### Exercise
Determine how many lines of the entries contain "this". Reply with that number alone.

======== Excerpted data

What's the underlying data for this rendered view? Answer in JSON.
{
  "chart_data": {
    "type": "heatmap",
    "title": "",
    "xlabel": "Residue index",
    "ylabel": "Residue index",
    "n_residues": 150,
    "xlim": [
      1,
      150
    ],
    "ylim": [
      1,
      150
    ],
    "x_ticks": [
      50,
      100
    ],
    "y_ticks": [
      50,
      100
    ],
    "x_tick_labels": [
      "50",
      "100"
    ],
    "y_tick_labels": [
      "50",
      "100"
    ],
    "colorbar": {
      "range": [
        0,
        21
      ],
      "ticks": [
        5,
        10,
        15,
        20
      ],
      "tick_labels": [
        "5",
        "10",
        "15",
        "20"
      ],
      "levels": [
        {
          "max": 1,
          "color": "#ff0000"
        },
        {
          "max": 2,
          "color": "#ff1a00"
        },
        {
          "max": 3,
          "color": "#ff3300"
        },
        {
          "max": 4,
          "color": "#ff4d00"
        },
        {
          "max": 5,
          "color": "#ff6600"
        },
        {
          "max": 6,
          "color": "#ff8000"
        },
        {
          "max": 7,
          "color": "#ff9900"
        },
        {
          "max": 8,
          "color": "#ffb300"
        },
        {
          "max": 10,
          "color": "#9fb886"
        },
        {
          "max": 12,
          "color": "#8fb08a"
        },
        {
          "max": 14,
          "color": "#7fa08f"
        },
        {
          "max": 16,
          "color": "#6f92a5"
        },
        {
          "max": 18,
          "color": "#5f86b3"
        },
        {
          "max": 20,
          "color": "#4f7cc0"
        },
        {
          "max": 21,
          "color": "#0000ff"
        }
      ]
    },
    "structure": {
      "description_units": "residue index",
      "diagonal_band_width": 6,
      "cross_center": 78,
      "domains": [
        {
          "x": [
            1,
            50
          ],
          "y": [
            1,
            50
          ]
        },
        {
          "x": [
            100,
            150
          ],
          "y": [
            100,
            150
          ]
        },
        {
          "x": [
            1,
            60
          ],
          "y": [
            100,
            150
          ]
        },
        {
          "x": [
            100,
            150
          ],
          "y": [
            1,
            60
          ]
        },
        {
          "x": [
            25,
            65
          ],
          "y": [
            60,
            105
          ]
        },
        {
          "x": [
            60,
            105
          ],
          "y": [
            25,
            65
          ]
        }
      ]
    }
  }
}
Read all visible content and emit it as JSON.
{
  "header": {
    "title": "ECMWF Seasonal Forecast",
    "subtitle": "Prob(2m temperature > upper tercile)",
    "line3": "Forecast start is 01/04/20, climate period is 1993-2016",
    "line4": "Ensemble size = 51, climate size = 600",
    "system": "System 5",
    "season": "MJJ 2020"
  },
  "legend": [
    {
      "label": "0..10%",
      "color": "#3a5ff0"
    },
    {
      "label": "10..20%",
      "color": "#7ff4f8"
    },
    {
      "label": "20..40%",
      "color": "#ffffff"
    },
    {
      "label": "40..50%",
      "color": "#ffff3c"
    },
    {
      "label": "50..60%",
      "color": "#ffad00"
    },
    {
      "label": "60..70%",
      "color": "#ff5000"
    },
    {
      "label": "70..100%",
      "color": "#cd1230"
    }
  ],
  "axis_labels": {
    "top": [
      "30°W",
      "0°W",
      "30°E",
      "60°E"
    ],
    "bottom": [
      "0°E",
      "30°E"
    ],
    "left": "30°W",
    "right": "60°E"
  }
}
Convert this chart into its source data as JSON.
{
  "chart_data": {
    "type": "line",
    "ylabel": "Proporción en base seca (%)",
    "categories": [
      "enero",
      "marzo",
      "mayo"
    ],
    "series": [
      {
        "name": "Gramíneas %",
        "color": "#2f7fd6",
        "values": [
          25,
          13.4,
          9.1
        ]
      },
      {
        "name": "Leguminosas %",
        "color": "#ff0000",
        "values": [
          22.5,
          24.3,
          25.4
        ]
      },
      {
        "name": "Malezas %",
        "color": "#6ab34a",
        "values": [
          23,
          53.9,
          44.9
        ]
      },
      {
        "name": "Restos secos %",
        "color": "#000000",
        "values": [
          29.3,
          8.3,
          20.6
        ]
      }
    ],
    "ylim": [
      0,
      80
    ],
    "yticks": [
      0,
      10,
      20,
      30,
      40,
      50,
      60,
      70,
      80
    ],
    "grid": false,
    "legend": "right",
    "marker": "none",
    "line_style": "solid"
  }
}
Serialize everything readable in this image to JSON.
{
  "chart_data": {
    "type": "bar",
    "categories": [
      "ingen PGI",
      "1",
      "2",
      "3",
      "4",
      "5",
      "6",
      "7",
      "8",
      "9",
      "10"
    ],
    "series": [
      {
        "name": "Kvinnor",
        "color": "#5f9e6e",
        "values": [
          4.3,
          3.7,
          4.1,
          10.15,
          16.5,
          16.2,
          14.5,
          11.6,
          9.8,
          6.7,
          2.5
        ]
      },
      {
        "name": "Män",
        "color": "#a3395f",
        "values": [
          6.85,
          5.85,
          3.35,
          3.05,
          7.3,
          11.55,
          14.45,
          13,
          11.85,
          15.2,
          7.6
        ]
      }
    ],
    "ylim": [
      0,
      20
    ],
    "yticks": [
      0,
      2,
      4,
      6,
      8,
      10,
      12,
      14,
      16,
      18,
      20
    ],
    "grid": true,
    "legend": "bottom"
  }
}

================

### Right answer
3